- _THE REQUEST_
Look through the material and copy each line holding "caramel".

- _MATERIALS PROVIDED_
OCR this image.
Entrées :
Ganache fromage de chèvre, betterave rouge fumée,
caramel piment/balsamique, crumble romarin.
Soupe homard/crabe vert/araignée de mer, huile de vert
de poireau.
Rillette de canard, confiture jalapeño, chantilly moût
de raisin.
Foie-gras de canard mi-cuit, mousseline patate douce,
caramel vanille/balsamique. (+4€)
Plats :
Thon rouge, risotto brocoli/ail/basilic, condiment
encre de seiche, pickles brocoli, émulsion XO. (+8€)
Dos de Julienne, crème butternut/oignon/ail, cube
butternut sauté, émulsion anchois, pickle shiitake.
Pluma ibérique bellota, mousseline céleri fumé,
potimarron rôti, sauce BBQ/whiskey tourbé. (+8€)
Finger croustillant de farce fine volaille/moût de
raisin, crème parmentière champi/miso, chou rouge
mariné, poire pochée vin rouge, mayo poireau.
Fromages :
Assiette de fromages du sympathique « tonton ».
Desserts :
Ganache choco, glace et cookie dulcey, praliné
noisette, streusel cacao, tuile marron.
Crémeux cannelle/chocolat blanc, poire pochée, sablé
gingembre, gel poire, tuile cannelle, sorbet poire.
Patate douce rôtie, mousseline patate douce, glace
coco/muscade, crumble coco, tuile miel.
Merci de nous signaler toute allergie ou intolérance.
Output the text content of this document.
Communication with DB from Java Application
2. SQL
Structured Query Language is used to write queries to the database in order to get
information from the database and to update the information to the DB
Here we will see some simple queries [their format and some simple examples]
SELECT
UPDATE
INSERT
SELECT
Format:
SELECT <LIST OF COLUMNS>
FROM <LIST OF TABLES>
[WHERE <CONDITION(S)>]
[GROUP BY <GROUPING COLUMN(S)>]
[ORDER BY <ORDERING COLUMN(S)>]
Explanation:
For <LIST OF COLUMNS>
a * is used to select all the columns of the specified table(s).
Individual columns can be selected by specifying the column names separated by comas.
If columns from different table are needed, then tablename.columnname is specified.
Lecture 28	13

- _SOLVED PROBLEM_
caramel piment/balsamique, crumble romarin.
caramel vanille/balsamique. (+4€)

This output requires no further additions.